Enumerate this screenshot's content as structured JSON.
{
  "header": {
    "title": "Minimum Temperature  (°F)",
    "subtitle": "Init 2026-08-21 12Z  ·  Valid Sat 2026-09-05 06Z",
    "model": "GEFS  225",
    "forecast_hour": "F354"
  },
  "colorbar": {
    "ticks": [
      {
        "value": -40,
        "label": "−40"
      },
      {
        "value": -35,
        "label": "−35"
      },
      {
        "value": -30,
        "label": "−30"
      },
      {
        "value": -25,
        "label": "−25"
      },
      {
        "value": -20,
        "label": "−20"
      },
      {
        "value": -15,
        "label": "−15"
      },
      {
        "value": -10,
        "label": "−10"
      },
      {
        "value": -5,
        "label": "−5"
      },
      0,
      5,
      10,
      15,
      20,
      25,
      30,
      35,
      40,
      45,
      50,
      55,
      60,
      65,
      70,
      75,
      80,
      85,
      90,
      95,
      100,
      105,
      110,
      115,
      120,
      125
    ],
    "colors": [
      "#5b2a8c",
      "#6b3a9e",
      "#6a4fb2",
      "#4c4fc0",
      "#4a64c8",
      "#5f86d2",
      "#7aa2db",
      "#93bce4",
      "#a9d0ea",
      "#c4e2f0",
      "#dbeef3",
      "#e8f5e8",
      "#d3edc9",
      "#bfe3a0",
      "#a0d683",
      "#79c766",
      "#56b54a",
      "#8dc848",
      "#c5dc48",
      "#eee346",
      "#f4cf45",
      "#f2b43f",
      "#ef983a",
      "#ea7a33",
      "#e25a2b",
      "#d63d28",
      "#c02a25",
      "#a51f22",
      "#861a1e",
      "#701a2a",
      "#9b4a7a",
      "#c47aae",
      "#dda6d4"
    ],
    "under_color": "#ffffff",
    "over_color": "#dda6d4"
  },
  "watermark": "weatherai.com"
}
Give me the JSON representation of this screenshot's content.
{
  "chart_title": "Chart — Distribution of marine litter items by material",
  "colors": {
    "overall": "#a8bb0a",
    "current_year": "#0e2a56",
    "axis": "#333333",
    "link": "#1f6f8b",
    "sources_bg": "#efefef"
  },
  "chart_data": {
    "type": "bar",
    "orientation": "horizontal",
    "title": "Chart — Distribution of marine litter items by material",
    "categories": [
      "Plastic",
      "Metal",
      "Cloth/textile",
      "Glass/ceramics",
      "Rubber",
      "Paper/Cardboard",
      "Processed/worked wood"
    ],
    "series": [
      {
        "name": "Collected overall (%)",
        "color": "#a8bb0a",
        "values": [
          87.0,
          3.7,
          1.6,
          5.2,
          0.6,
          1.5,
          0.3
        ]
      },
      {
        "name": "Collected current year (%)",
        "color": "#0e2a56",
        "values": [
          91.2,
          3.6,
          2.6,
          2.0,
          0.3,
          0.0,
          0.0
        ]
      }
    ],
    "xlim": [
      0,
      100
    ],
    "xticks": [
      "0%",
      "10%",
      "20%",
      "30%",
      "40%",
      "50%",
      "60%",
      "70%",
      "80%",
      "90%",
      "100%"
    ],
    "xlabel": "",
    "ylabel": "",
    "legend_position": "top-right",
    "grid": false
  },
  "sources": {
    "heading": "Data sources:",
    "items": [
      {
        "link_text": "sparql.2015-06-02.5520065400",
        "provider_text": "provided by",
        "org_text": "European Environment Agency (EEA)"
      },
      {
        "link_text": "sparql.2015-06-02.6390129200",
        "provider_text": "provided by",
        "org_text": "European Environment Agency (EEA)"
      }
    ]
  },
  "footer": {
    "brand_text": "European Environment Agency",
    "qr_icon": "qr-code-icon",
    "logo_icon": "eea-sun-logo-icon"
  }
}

--

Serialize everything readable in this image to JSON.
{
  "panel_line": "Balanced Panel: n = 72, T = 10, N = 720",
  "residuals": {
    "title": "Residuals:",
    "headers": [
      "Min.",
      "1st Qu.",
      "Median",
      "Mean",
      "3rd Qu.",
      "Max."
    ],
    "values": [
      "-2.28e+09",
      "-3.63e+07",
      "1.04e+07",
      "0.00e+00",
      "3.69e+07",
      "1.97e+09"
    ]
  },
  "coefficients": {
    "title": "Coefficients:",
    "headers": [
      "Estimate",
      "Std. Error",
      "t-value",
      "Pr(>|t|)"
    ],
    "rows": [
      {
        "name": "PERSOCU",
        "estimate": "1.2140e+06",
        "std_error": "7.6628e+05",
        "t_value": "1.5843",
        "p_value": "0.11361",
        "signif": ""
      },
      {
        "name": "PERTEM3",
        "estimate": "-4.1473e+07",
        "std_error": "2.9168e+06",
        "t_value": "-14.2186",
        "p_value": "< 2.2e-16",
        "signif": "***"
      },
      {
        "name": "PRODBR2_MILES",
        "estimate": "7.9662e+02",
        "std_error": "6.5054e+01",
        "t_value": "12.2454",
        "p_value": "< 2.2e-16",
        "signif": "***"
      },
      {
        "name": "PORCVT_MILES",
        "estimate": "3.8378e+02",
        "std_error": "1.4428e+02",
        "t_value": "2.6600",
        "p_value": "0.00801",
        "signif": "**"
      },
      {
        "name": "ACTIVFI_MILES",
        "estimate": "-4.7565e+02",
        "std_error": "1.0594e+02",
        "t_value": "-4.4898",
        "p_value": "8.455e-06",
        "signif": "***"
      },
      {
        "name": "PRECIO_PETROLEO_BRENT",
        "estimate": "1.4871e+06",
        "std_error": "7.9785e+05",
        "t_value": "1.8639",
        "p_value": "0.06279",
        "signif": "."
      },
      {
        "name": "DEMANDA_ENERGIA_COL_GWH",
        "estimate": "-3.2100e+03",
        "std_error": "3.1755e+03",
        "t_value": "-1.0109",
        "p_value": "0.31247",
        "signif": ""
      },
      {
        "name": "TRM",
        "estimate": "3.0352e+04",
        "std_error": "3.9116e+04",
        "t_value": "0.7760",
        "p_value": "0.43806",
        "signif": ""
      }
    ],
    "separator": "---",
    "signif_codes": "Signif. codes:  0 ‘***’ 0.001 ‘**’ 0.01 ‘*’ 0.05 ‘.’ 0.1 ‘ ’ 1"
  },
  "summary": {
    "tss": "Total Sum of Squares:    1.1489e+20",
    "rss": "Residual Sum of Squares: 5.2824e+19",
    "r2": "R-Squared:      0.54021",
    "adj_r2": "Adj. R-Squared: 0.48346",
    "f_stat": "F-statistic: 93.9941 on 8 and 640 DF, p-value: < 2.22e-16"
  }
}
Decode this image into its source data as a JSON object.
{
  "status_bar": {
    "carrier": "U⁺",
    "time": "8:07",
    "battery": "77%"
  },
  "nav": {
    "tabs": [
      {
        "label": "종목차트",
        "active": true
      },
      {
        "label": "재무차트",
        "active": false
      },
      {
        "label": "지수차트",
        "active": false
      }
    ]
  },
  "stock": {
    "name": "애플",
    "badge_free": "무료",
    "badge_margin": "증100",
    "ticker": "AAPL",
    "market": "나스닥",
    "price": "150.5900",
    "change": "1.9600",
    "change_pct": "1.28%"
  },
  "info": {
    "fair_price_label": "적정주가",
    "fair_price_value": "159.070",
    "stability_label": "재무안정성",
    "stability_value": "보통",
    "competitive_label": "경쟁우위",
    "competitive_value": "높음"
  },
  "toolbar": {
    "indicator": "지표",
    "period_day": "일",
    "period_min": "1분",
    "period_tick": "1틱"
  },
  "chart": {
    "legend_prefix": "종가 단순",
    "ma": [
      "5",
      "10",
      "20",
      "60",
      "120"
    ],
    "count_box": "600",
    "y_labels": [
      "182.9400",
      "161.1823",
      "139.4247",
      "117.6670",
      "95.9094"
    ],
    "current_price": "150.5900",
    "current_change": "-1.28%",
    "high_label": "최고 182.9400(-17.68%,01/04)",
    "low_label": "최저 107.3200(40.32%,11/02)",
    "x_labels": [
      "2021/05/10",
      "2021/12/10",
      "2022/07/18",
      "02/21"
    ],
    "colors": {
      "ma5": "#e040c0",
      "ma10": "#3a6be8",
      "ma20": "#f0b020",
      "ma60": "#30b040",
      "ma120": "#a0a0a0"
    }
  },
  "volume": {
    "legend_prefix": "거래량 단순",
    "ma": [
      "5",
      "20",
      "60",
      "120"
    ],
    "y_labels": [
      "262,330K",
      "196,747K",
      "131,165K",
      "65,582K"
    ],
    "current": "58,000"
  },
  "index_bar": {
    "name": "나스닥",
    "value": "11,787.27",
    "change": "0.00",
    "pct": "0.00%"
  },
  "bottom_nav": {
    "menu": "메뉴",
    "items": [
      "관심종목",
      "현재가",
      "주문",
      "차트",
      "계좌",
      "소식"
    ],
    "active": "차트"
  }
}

TASK TO CARRY OUT:
Find the word "icon" and list each line it appears in.

THE SOLUTION:
    "qr_icon": "qr-code-icon",
    "logo_icon": "eea-sun-logo-icon"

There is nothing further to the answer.